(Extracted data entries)

◇ ◇ ◇ ◇ ◇ ◇ ◇

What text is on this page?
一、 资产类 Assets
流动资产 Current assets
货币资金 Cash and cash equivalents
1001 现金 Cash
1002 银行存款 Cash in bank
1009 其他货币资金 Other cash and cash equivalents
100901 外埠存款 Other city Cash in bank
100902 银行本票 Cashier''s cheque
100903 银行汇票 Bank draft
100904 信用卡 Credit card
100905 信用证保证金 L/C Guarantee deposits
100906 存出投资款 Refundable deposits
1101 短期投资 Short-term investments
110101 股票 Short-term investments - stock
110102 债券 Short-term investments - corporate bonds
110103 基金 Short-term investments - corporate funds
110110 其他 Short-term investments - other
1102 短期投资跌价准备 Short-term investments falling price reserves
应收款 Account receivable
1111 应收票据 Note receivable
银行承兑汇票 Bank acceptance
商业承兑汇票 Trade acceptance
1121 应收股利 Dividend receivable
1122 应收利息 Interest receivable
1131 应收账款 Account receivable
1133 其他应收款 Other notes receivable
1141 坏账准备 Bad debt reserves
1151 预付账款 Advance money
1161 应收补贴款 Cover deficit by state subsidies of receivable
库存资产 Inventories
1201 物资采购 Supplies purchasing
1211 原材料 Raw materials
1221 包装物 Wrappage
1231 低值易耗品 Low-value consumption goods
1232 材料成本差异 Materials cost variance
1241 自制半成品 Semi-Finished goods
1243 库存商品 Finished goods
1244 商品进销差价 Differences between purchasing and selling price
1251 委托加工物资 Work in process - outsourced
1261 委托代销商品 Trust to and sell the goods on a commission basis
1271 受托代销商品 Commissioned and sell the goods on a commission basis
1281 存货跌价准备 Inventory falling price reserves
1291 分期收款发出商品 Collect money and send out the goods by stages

◇ ◇ ◇ ◇ ◇ ◇ ◇

What to produce: Copy each line of the data above without altering a single character.

Response:
What text is on this page?
一、 资产类 Assets
流动资产 Current assets
货币资金 Cash and cash equivalents
1001 现金 Cash
1002 银行存款 Cash in bank
1009 其他货币资金 Other cash and cash equivalents
100901 外埠存款 Other city Cash in bank
100902 银行本票 Cashier''s cheque
100903 银行汇票 Bank draft
100904 信用卡 Credit card
100905 信用证保证金 L/C Guarantee deposits
100906 存出投资款 Refundable deposits
1101 短期投资 Short-term investments
110101 股票 Short-term investments - stock
110102 债券 Short-term investments - corporate bonds
110103 基金 Short-term investments - corporate funds
110110 其他 Short-term investments - other
1102 短期投资跌价准备 Short-term investments falling price reserves
应收款 Account receivable
1111 应收票据 Note receivable
银行承兑汇票 Bank acceptance
商业承兑汇票 Trade acceptance
1121 应收股利 Dividend receivable
1122 应收利息 Interest receivable
1131 应收账款 Account receivable
1133 其他应收款 Other notes receivable
1141 坏账准备 Bad debt reserves
1151 预付账款 Advance money
1161 应收补贴款 Cover deficit by state subsidies of receivable
库存资产 Inventories
1201 物资采购 Supplies purchasing
1211 原材料 Raw materials
1221 包装物 Wrappage
1231 低值易耗品 Low-value consumption goods
1232 材料成本差异 Materials cost variance
1241 自制半成品 Semi-Finished goods
1243 库存商品 Finished goods
1244 商品进销差价 Differences between purchasing and selling price
1251 委托加工物资 Work in process - outsourced
1261 委托代销商品 Trust to and sell the goods on a commission basis
1271 受托代销商品 Commissioned and sell the goods on a commission basis
1281 存货跌价准备 Inventory falling price reserves
1291 分期收款发出商品 Collect money and send out the goods by stages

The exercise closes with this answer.